_WHAT NEEDS TO BE DONE_:
Tally the lines in the block of data below that contain the string "label", with case counting. Reply with the number alone.

A block of data
┌──
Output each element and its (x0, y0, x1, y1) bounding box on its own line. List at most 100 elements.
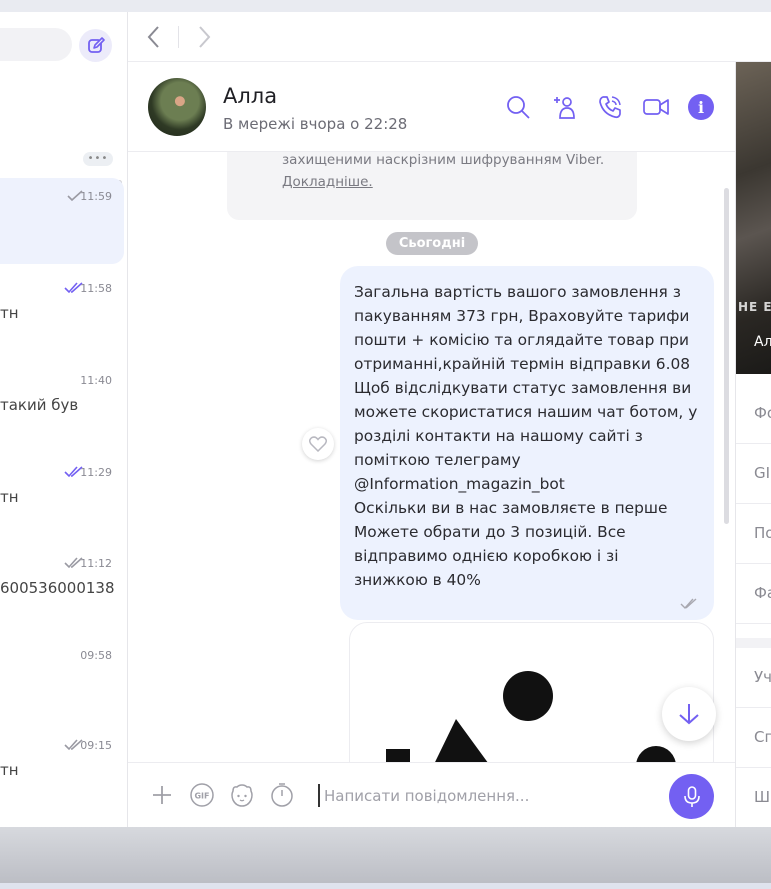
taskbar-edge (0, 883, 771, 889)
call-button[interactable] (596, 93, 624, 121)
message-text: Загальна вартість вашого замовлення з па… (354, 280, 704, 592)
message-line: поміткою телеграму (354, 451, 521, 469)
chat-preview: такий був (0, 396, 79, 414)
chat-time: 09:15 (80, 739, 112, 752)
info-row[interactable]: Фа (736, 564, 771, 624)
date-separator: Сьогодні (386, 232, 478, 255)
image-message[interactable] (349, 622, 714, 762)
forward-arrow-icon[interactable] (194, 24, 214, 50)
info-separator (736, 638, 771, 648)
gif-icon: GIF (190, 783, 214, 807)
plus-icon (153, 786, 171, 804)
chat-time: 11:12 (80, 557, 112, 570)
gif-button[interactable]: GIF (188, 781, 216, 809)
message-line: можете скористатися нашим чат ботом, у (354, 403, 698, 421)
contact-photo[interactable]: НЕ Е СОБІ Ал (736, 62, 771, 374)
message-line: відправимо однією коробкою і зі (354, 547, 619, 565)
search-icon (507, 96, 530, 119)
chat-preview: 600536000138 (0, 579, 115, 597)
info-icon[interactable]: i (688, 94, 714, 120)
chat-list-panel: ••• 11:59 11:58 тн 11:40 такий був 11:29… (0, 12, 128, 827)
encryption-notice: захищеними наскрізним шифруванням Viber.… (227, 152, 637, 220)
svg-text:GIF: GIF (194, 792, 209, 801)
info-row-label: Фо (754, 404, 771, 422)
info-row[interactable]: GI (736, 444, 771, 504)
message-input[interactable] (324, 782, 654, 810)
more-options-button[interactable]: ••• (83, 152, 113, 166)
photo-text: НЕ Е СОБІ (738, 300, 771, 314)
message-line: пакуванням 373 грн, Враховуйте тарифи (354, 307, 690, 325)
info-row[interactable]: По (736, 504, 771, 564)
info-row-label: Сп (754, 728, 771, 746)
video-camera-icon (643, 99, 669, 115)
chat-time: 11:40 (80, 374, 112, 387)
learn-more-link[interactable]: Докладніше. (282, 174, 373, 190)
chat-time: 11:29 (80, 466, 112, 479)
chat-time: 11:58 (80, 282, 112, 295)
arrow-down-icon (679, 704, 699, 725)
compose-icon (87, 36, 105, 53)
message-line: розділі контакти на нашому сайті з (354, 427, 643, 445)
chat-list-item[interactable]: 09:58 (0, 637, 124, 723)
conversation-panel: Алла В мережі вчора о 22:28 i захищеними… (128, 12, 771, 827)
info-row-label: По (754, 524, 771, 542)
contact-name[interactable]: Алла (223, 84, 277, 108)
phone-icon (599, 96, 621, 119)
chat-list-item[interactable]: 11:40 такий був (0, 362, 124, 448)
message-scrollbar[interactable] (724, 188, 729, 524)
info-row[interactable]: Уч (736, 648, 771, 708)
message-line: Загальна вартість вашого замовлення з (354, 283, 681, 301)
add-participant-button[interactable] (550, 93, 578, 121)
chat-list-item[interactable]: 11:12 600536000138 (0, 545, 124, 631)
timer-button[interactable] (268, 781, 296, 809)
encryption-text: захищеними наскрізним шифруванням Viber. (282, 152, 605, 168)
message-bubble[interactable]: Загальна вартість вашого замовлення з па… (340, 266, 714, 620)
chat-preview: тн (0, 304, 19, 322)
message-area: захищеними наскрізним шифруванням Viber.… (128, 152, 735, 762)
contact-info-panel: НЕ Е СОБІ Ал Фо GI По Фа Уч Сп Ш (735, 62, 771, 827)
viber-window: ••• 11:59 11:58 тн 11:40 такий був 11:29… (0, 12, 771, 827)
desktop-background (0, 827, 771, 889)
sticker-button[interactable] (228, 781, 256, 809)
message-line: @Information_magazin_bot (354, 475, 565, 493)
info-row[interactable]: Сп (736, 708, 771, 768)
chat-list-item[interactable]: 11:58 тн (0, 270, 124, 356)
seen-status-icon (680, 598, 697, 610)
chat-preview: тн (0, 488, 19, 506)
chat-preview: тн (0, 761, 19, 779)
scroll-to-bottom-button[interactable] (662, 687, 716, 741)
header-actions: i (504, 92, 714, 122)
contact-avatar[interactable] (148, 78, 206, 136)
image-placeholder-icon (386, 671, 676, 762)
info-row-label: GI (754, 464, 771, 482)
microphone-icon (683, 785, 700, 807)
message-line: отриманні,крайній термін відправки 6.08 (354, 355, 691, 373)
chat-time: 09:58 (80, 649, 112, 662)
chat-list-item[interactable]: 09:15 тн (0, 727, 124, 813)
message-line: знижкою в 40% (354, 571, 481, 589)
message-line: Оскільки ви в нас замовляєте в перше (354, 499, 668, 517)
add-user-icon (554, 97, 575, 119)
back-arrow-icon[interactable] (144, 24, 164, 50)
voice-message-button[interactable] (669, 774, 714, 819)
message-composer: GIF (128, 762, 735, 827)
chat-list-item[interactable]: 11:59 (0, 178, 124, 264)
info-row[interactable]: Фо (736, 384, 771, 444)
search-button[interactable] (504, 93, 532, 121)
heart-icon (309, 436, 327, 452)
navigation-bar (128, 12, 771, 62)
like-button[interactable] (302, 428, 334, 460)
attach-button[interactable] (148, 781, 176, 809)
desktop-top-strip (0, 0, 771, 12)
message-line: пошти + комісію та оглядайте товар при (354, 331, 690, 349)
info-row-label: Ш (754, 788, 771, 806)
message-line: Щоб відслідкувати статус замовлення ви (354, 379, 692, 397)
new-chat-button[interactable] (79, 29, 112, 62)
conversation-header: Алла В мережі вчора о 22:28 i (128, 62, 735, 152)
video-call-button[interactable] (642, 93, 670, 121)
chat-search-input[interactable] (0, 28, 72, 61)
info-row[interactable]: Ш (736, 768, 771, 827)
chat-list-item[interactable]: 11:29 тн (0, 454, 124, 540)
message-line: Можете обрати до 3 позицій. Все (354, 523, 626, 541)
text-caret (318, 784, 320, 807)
└──
_THE OUTPUT_:
5